** Start Records for this task **
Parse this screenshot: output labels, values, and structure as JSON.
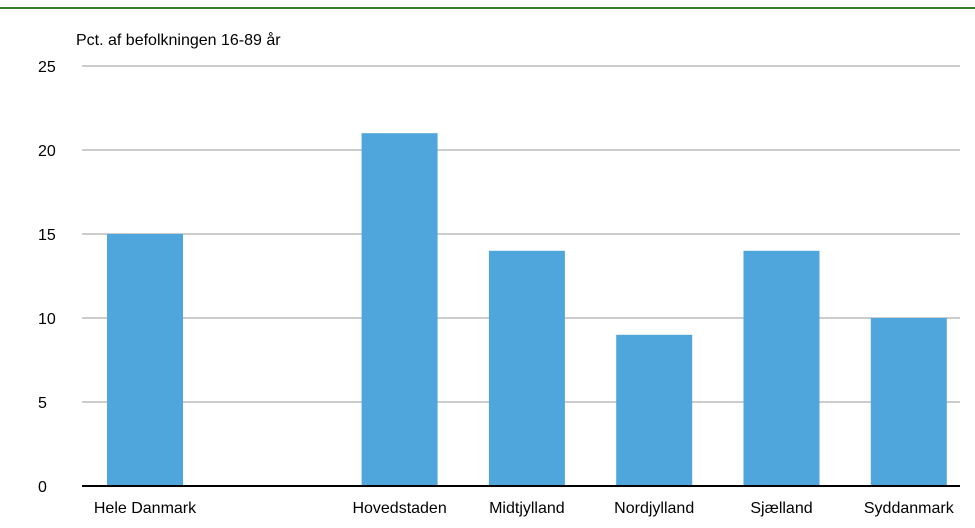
{
  "colors": {
    "top_rule": "#3a7d2c",
    "bar": "#4ea6dc",
    "grid": "#9a9a9a",
    "axis": "#000000"
  },
  "chart_data": {
    "type": "bar",
    "title": "",
    "ylabel": "Pct. af befolkningen 16-89 år",
    "xlabel": "",
    "ylim": [
      0,
      25
    ],
    "yticks": [
      0,
      5,
      10,
      15,
      20,
      25
    ],
    "grid": true,
    "categories": [
      "Hele Danmark",
      "",
      "Hovedstaden",
      "Midtjylland",
      "Nordjylland",
      "Sjælland",
      "Syddanmark"
    ],
    "values": [
      15,
      null,
      21,
      14,
      9,
      14,
      10
    ]
  }
}
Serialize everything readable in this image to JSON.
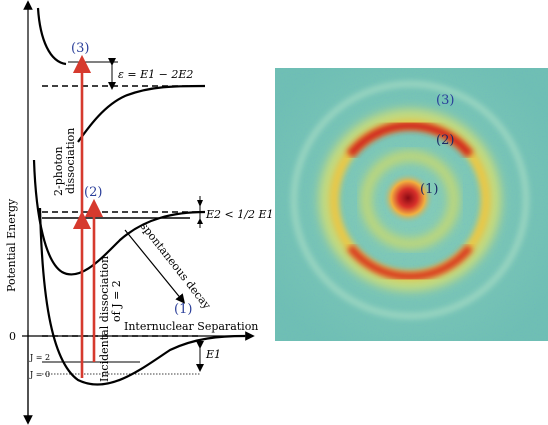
{
  "diagram": {
    "y_axis_label": "Potential Energy",
    "x_axis_label": "Internuclear Separation",
    "zero_label": "0",
    "level_j2": "J = 2",
    "level_j0": "J = 0",
    "label_1": "(1)",
    "label_2": "(2)",
    "label_3": "(3)",
    "two_photon": "2-photon dissociation",
    "two_photon_line1": "2-photon",
    "two_photon_line2": "dissociation",
    "incidental": "Incidental dissociation of J = 2",
    "incidental_line1": "Incidental dissociation",
    "incidental_line2": "of J = 2",
    "spontaneous": "spontaneous decay",
    "epsilon_eq": "ε = E1 − 2E2",
    "e2_eq": "E2 < 1/2 E1",
    "e1": "E1"
  },
  "image": {
    "ring_labels": [
      "(1)",
      "(2)",
      "(3)"
    ],
    "colors": {
      "background": "#79c7b6",
      "ring_red": "#c8201a",
      "ring_yellow": "#f0d040",
      "center": "#a0101a"
    }
  }
}
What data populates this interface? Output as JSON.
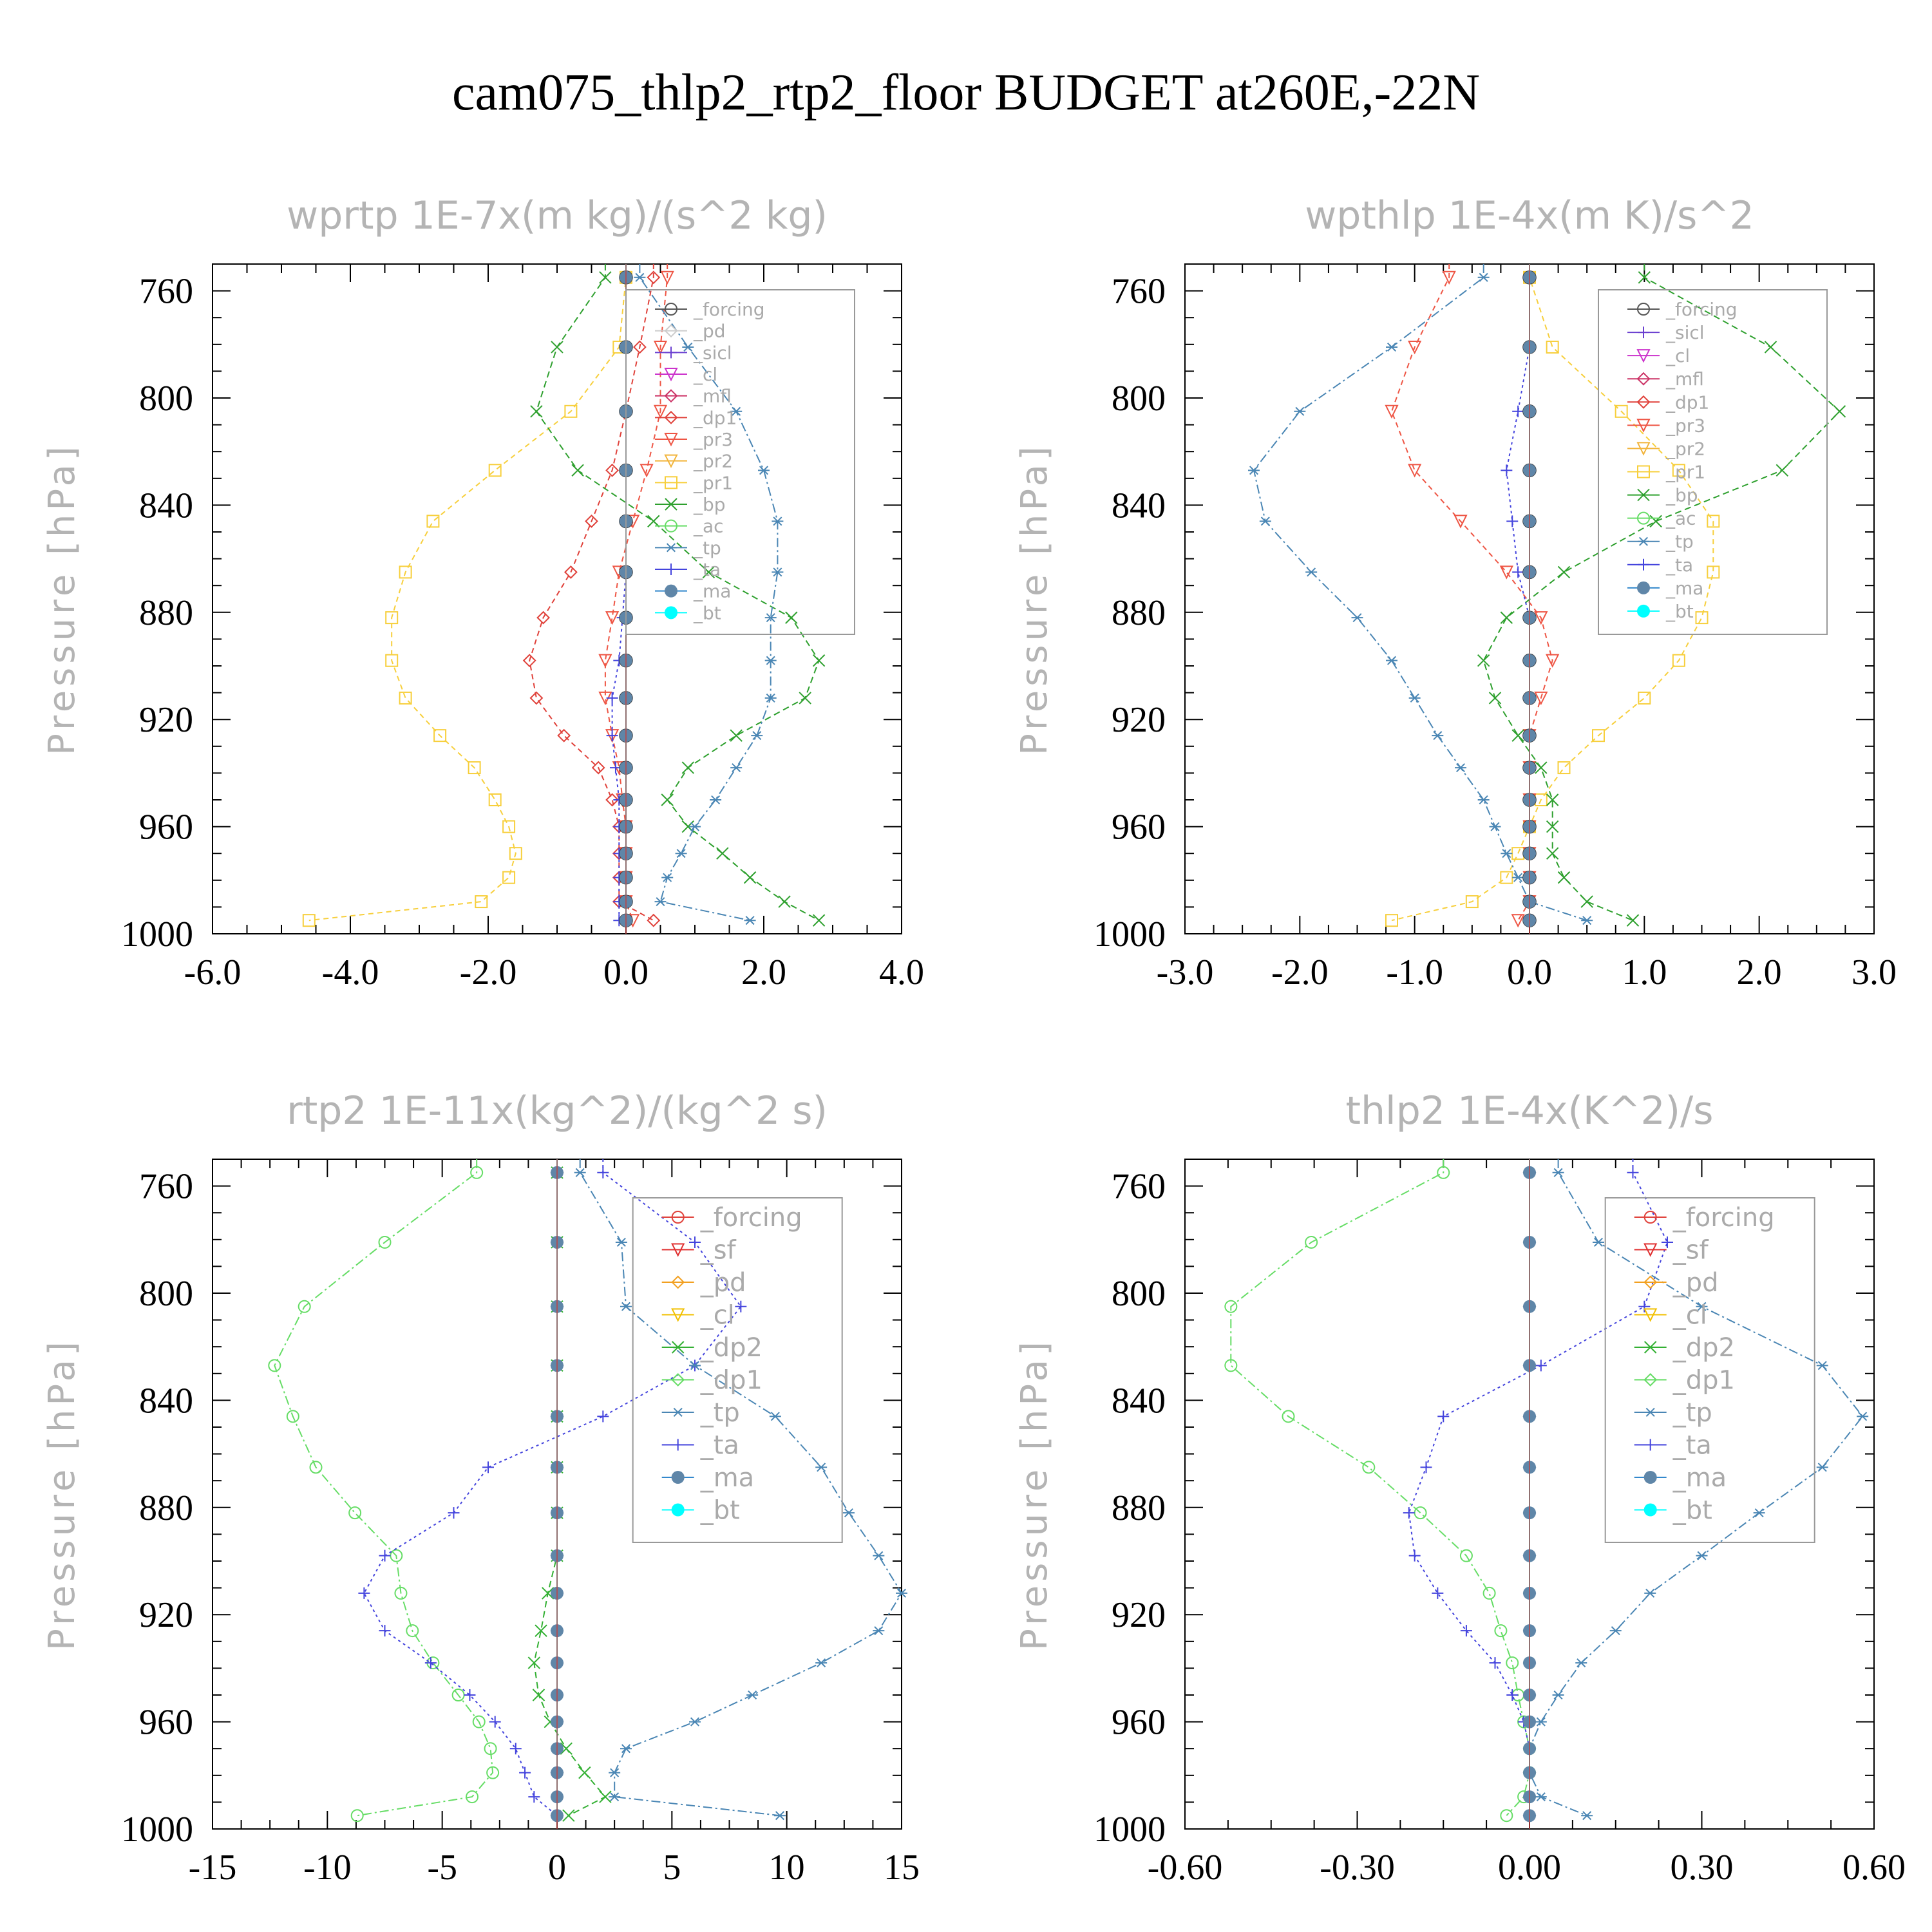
{
  "title": "cam075_thlp2_rtp2_floor  BUDGET at260E,-22N",
  "colors": {
    "forcing": "#555555",
    "pd": "#cccccc",
    "sicl": "#6a3fd0",
    "cl": "#cc33cc",
    "mfl": "#cc3366",
    "dp1": "#e0413a",
    "pr3": "#ee5544",
    "pr2": "#f2b43a",
    "pr1": "#f7cf3c",
    "bp": "#2ea02e",
    "ac": "#66dd66",
    "tp": "#4a86b4",
    "ta": "#4444dd",
    "ma": "#3388cc",
    "bt": "#00ffff",
    "sf": "#e03030",
    "dp2": "#33b033",
    "dp1g": "#66dd66",
    "cl_y": "#f2c000",
    "pd_o": "#f2a020"
  },
  "chart_data": [
    {
      "type": "line",
      "panel": "top-left",
      "title": "wprtp  1E-7x(m kg)/(s^2 kg)",
      "ylabel": "Pressure [hPa]",
      "xlabel": "",
      "xlim": [
        -6.0,
        4.0
      ],
      "ylim": [
        1000,
        750
      ],
      "xticks": [
        "-6.0",
        "-4.0",
        "-2.0",
        "0.0",
        "2.0",
        "4.0"
      ],
      "yticks": [
        "760",
        "800",
        "840",
        "880",
        "920",
        "960",
        "1000"
      ],
      "legend_position": "top-right",
      "legend": [
        "_forcing",
        "_pd",
        "_sicl",
        "_cl",
        "_mfl",
        "_dp1",
        "_pr3",
        "_pr2",
        "_pr1",
        "_bp",
        "_ac",
        "_tp",
        "_ta",
        "_ma",
        "_bt"
      ],
      "levels": [
        755,
        781,
        805,
        827,
        846,
        865,
        882,
        898,
        912,
        926,
        938,
        950,
        960,
        970,
        979,
        988,
        995
      ],
      "series": [
        {
          "key": "pr1",
          "values": [
            0.0,
            -0.1,
            -0.8,
            -1.9,
            -2.8,
            -3.2,
            -3.4,
            -3.4,
            -3.2,
            -2.7,
            -2.2,
            -1.9,
            -1.7,
            -1.6,
            -1.7,
            -2.1,
            -4.6
          ],
          "marker": "square",
          "dash": "8,6"
        },
        {
          "key": "pr3",
          "values": [
            0.6,
            0.5,
            0.5,
            0.3,
            0.1,
            -0.1,
            -0.2,
            -0.3,
            -0.3,
            -0.2,
            -0.1,
            -0.05,
            0.0,
            0.0,
            0.0,
            0.0,
            0.1
          ],
          "marker": "tri-down",
          "dash": "8,6"
        },
        {
          "key": "dp1",
          "values": [
            0.4,
            0.2,
            0.0,
            -0.2,
            -0.5,
            -0.8,
            -1.2,
            -1.4,
            -1.3,
            -0.9,
            -0.4,
            -0.2,
            -0.1,
            -0.1,
            -0.1,
            -0.1,
            0.4
          ],
          "marker": "diamond",
          "dash": "8,6"
        },
        {
          "key": "bp",
          "values": [
            -0.3,
            -1.0,
            -1.3,
            -0.7,
            0.4,
            1.2,
            2.4,
            2.8,
            2.6,
            1.6,
            0.9,
            0.6,
            0.9,
            1.4,
            1.8,
            2.3,
            2.8
          ],
          "marker": "x",
          "dash": "10,6"
        },
        {
          "key": "tp",
          "values": [
            0.2,
            0.9,
            1.6,
            2.0,
            2.2,
            2.2,
            2.1,
            2.1,
            2.1,
            1.9,
            1.6,
            1.3,
            1.0,
            0.8,
            0.6,
            0.5,
            1.8
          ],
          "marker": "star",
          "dash": "14,5,3,5"
        },
        {
          "key": "ta",
          "values": [
            0.0,
            0.0,
            0.0,
            0.0,
            0.0,
            0.0,
            -0.05,
            -0.1,
            -0.2,
            -0.2,
            -0.15,
            -0.1,
            -0.1,
            -0.1,
            -0.1,
            -0.1,
            -0.1
          ],
          "marker": "plus",
          "dash": "4,5"
        },
        {
          "key": "forcing",
          "values": [
            0,
            0,
            0,
            0,
            0,
            0,
            0,
            0,
            0,
            0,
            0,
            0,
            0,
            0,
            0,
            0,
            0
          ],
          "marker": "circle-dot",
          "dash": ""
        },
        {
          "key": "bt",
          "values": [
            0,
            0,
            0,
            0,
            0,
            0,
            0,
            0,
            0,
            0,
            0,
            0,
            0,
            0,
            0,
            0,
            0
          ],
          "marker": "dot",
          "dash": ""
        }
      ]
    },
    {
      "type": "line",
      "panel": "top-right",
      "title": "wpthlp  1E-4x(m K)/s^2",
      "ylabel": "Pressure [hPa]",
      "xlabel": "",
      "xlim": [
        -3.0,
        3.0
      ],
      "ylim": [
        1000,
        750
      ],
      "xticks": [
        "-3.0",
        "-2.0",
        "-1.0",
        "0.0",
        "1.0",
        "2.0",
        "3.0"
      ],
      "yticks": [
        "760",
        "800",
        "840",
        "880",
        "920",
        "960",
        "1000"
      ],
      "legend_position": "top-right",
      "legend": [
        "_forcing",
        "_sicl",
        "_cl",
        "_mfl",
        "_dp1",
        "_pr3",
        "_pr2",
        "_pr1",
        "_bp",
        "_ac",
        "_tp",
        "_ta",
        "_ma",
        "_bt"
      ],
      "levels": [
        755,
        781,
        805,
        827,
        846,
        865,
        882,
        898,
        912,
        926,
        938,
        950,
        960,
        970,
        979,
        988,
        995
      ],
      "series": [
        {
          "key": "pr1",
          "values": [
            0.0,
            0.2,
            0.8,
            1.3,
            1.6,
            1.6,
            1.5,
            1.3,
            1.0,
            0.6,
            0.3,
            0.1,
            0.0,
            -0.1,
            -0.2,
            -0.5,
            -1.2
          ],
          "marker": "square",
          "dash": "8,6"
        },
        {
          "key": "pr3",
          "values": [
            -0.7,
            -1.0,
            -1.2,
            -1.0,
            -0.6,
            -0.2,
            0.1,
            0.2,
            0.1,
            0.0,
            0.0,
            0.0,
            0.0,
            0.0,
            0.0,
            0.0,
            -0.1
          ],
          "marker": "tri-down",
          "dash": "8,6"
        },
        {
          "key": "bp",
          "values": [
            1.0,
            2.1,
            2.7,
            2.2,
            1.1,
            0.3,
            -0.2,
            -0.4,
            -0.3,
            -0.1,
            0.1,
            0.2,
            0.2,
            0.2,
            0.3,
            0.5,
            0.9
          ],
          "marker": "x",
          "dash": "10,6"
        },
        {
          "key": "tp",
          "values": [
            -0.4,
            -1.2,
            -2.0,
            -2.4,
            -2.3,
            -1.9,
            -1.5,
            -1.2,
            -1.0,
            -0.8,
            -0.6,
            -0.4,
            -0.3,
            -0.2,
            -0.1,
            0.0,
            0.5
          ],
          "marker": "star",
          "dash": "14,5,3,5"
        },
        {
          "key": "ta",
          "values": [
            0.0,
            0.0,
            -0.1,
            -0.2,
            -0.15,
            -0.1,
            0.0,
            0.0,
            0.0,
            0.0,
            0.0,
            0.0,
            0.0,
            0.0,
            0.0,
            0.0,
            0.0
          ],
          "marker": "plus",
          "dash": "4,5"
        },
        {
          "key": "forcing",
          "values": [
            0,
            0,
            0,
            0,
            0,
            0,
            0,
            0,
            0,
            0,
            0,
            0,
            0,
            0,
            0,
            0,
            0
          ],
          "marker": "circle-dot",
          "dash": ""
        },
        {
          "key": "bt",
          "values": [
            0,
            0,
            0,
            0,
            0,
            0,
            0,
            0,
            0,
            0,
            0,
            0,
            0,
            0,
            0,
            0,
            0
          ],
          "marker": "dot",
          "dash": ""
        }
      ]
    },
    {
      "type": "line",
      "panel": "bottom-left",
      "title": "rtp2  1E-11x(kg^2)/(kg^2 s)",
      "ylabel": "Pressure [hPa]",
      "xlabel": "",
      "xlim": [
        -15,
        15
      ],
      "ylim": [
        1000,
        750
      ],
      "xticks": [
        "-15",
        "-10",
        "-5",
        "0",
        "5",
        "10",
        "15"
      ],
      "yticks": [
        "760",
        "800",
        "840",
        "880",
        "920",
        "960",
        "1000"
      ],
      "legend_position": "top-right",
      "legend": [
        "_forcing",
        "_sf",
        "_pd",
        "_cl",
        "_dp2",
        "_dp1",
        "_tp",
        "_ta",
        "_ma",
        "_bt"
      ],
      "levels": [
        755,
        781,
        805,
        827,
        846,
        865,
        882,
        898,
        912,
        926,
        938,
        950,
        960,
        970,
        979,
        988,
        995
      ],
      "series": [
        {
          "key": "dp1g",
          "values": [
            -3.5,
            -7.5,
            -11.0,
            -12.3,
            -11.5,
            -10.5,
            -8.8,
            -7.0,
            -6.8,
            -6.3,
            -5.4,
            -4.3,
            -3.4,
            -2.9,
            -2.8,
            -3.7,
            -8.7
          ],
          "marker": "circle",
          "dash": "14,5,3,5"
        },
        {
          "key": "ta",
          "values": [
            2.0,
            6.0,
            8.0,
            6.0,
            2.0,
            -3.0,
            -4.5,
            -7.5,
            -8.4,
            -7.5,
            -5.5,
            -3.8,
            -2.7,
            -1.8,
            -1.4,
            -1.0,
            0.0
          ],
          "marker": "plus",
          "dash": "4,5"
        },
        {
          "key": "tp",
          "values": [
            1.0,
            2.8,
            3.0,
            6.0,
            9.5,
            11.5,
            12.7,
            14.0,
            15.0,
            14.0,
            11.5,
            8.5,
            6.0,
            3.0,
            2.5,
            2.5,
            9.7
          ],
          "marker": "star",
          "dash": "14,5,3,5"
        },
        {
          "key": "dp2",
          "values": [
            0.0,
            0.0,
            0.0,
            0.0,
            0.0,
            0.0,
            0.0,
            0.0,
            -0.4,
            -0.7,
            -1.0,
            -0.8,
            -0.3,
            0.4,
            1.2,
            2.1,
            0.5
          ],
          "marker": "x",
          "dash": "10,6"
        },
        {
          "key": "forcing",
          "values": [
            0,
            0,
            0,
            0,
            0,
            0,
            0,
            0,
            0,
            0,
            0,
            0,
            0,
            0,
            0,
            0,
            0
          ],
          "marker": "diamond",
          "dash": ""
        },
        {
          "key": "bt",
          "values": [
            0,
            0,
            0,
            0,
            0,
            0,
            0,
            0,
            0,
            0,
            0,
            0,
            0,
            0,
            0,
            0,
            0
          ],
          "marker": "dot",
          "dash": ""
        }
      ]
    },
    {
      "type": "line",
      "panel": "bottom-right",
      "title": "thlp2  1E-4x(K^2)/s",
      "ylabel": "Pressure [hPa]",
      "xlabel": "",
      "xlim": [
        -0.6,
        0.6
      ],
      "ylim": [
        1000,
        750
      ],
      "xticks": [
        "-0.60",
        "-0.30",
        "0.00",
        "0.30",
        "0.60"
      ],
      "yticks": [
        "760",
        "800",
        "840",
        "880",
        "920",
        "960",
        "1000"
      ],
      "legend_position": "top-right",
      "legend": [
        "_forcing",
        "_sf",
        "_pd",
        "_cl",
        "_dp2",
        "_dp1",
        "_tp",
        "_ta",
        "_ma",
        "_bt"
      ],
      "levels": [
        755,
        781,
        805,
        827,
        846,
        865,
        882,
        898,
        912,
        926,
        938,
        950,
        960,
        970,
        979,
        988,
        995
      ],
      "series": [
        {
          "key": "dp1g",
          "values": [
            -0.15,
            -0.38,
            -0.52,
            -0.52,
            -0.42,
            -0.28,
            -0.19,
            -0.11,
            -0.07,
            -0.05,
            -0.03,
            -0.02,
            -0.01,
            0.0,
            0.0,
            -0.01,
            -0.04
          ],
          "marker": "circle",
          "dash": "14,5,3,5"
        },
        {
          "key": "ta",
          "values": [
            0.18,
            0.24,
            0.2,
            0.02,
            -0.15,
            -0.18,
            -0.21,
            -0.2,
            -0.16,
            -0.11,
            -0.06,
            -0.03,
            -0.01,
            0.0,
            0.0,
            0.0,
            0.0
          ],
          "marker": "plus",
          "dash": "4,5"
        },
        {
          "key": "tp",
          "values": [
            0.05,
            0.12,
            0.3,
            0.51,
            0.58,
            0.51,
            0.4,
            0.3,
            0.21,
            0.15,
            0.09,
            0.05,
            0.02,
            0.0,
            0.0,
            0.02,
            0.1
          ],
          "marker": "star",
          "dash": "14,5,3,5"
        },
        {
          "key": "forcing",
          "values": [
            0,
            0,
            0,
            0,
            0,
            0,
            0,
            0,
            0,
            0,
            0,
            0,
            0,
            0,
            0,
            0,
            0
          ],
          "marker": "diamond",
          "dash": ""
        },
        {
          "key": "bt",
          "values": [
            0,
            0,
            0,
            0,
            0,
            0,
            0,
            0,
            0,
            0,
            0,
            0,
            0,
            0,
            0,
            0,
            0
          ],
          "marker": "dot",
          "dash": ""
        }
      ]
    }
  ]
}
** End Records for this task **
→ **Given exercise**: Among the lines of the material, find those that hold the word "JSON" and copy them.

→ **Exercise output**:
Parse this screenshot: output labels, values, and structure as JSON.
Serialize everything readable in this image to JSON.
What data populates this interface? Output as JSON.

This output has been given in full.